_Exercise prompt:_ Compile every line that includes the word "selected".

[Stored entries]
▼

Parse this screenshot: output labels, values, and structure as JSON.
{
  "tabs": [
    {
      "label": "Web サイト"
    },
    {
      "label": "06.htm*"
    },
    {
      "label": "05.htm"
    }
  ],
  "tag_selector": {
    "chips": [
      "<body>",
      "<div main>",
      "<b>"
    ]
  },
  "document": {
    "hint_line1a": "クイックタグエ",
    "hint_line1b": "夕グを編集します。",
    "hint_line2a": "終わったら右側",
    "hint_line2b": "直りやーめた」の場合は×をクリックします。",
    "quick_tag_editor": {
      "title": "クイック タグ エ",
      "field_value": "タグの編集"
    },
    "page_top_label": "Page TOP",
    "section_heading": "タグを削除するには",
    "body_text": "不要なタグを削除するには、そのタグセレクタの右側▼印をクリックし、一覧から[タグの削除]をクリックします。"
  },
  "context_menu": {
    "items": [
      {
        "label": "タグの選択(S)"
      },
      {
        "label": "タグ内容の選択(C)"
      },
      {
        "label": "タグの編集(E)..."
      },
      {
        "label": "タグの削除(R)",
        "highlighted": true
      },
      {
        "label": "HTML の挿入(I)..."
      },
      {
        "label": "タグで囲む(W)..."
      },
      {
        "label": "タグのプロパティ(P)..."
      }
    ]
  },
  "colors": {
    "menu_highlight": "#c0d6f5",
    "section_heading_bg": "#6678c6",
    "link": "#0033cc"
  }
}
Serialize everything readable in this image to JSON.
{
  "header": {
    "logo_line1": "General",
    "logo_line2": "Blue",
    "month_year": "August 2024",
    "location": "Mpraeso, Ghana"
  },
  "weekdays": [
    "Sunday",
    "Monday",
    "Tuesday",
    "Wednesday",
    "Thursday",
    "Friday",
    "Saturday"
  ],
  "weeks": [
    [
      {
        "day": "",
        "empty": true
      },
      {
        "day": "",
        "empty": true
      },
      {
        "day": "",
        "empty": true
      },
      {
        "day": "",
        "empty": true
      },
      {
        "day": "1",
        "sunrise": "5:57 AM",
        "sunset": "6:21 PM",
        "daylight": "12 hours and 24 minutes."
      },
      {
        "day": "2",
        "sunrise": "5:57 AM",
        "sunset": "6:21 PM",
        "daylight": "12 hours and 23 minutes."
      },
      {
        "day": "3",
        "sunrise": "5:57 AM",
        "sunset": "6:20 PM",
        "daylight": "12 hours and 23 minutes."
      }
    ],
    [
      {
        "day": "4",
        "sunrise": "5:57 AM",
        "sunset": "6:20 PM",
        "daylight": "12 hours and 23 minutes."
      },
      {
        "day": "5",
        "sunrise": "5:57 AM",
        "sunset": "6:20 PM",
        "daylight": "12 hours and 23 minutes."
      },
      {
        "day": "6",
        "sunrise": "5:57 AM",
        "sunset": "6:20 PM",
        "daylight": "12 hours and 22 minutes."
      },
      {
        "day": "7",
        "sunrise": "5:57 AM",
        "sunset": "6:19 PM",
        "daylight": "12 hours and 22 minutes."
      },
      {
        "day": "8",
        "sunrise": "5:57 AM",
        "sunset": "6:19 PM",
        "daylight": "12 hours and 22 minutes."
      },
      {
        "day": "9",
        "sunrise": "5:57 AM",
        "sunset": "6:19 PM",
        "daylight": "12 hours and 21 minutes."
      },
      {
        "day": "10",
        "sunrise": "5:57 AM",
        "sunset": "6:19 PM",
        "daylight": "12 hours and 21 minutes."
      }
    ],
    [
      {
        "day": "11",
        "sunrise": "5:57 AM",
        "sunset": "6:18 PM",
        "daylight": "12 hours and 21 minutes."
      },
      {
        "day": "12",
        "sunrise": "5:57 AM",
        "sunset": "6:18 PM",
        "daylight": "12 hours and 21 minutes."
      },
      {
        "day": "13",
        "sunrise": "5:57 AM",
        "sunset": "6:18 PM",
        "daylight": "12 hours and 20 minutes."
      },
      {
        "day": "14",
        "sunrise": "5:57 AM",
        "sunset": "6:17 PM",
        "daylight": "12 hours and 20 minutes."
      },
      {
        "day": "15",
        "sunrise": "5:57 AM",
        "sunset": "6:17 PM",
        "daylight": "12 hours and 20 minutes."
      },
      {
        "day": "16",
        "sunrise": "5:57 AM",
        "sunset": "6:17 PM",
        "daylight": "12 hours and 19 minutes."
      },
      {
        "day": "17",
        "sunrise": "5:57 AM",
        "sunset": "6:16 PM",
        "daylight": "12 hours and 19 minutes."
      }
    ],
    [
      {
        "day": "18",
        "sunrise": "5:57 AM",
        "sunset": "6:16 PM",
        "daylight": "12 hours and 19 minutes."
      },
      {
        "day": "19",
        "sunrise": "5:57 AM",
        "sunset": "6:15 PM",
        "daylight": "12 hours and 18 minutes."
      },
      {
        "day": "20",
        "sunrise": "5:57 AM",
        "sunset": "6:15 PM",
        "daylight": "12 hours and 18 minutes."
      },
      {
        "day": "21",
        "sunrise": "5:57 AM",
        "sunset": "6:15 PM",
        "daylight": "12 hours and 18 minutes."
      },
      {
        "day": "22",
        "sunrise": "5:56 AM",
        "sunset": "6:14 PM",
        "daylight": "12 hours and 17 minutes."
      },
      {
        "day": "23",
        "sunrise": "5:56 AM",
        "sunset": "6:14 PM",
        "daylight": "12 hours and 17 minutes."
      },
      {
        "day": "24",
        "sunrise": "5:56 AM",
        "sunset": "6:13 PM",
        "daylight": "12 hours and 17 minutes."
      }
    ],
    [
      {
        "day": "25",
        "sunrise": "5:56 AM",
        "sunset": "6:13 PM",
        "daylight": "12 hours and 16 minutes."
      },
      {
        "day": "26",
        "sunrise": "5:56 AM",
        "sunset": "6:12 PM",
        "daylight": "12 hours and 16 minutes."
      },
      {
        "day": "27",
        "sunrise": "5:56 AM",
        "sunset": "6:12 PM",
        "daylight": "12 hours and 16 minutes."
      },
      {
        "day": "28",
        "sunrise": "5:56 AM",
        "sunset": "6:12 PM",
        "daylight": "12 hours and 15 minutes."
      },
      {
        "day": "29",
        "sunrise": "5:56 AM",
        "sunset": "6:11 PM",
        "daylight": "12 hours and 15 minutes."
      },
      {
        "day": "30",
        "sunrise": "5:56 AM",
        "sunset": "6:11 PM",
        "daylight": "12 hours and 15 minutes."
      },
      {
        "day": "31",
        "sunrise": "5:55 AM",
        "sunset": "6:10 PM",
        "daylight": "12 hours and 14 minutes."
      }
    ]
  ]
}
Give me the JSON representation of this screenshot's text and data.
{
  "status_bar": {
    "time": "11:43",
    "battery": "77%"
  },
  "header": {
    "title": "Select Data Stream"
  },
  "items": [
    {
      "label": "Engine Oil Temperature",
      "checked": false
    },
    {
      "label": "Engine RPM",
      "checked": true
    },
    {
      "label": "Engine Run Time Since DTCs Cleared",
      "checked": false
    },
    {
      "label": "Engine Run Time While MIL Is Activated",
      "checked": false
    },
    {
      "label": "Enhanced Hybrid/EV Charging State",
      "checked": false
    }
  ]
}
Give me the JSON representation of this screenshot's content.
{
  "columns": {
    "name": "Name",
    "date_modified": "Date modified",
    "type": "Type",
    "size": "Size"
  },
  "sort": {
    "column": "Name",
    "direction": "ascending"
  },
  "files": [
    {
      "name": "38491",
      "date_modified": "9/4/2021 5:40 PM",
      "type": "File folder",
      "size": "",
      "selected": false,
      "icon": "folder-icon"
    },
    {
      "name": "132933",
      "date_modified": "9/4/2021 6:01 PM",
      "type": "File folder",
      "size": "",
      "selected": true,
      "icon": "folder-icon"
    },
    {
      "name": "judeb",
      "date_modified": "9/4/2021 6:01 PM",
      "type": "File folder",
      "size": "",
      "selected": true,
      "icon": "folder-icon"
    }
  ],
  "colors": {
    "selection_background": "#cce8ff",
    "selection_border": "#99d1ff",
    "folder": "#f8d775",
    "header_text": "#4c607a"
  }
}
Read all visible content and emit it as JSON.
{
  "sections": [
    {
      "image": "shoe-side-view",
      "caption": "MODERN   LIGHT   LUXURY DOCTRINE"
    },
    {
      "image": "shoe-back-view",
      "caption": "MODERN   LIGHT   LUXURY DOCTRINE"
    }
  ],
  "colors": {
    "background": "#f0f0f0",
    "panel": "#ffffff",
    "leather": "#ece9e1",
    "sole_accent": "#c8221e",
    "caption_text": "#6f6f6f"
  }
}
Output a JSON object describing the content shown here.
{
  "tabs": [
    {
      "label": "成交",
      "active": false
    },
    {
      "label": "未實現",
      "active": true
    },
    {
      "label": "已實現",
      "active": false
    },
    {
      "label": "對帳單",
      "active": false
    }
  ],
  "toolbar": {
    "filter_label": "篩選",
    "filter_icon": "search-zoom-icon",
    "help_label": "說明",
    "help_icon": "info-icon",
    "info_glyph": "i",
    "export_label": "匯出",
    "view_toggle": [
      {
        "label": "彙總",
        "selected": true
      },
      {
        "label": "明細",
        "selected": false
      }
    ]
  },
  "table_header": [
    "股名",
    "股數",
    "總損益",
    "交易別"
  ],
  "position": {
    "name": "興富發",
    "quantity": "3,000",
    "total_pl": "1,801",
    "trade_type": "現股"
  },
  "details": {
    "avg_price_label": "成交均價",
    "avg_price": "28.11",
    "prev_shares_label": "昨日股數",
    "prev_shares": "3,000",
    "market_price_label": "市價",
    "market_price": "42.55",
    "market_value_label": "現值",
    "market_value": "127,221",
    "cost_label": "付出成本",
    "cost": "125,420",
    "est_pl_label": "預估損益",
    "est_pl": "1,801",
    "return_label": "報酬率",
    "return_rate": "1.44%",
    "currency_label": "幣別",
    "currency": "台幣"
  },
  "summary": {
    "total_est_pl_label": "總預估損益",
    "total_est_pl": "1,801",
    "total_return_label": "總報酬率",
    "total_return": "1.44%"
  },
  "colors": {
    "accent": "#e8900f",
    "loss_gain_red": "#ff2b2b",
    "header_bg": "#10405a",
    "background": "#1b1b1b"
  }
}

▲

_Worked answer:_
      "selected": false,
      "selected": true,
      "selected": true,
        "selected": true
        "selected": false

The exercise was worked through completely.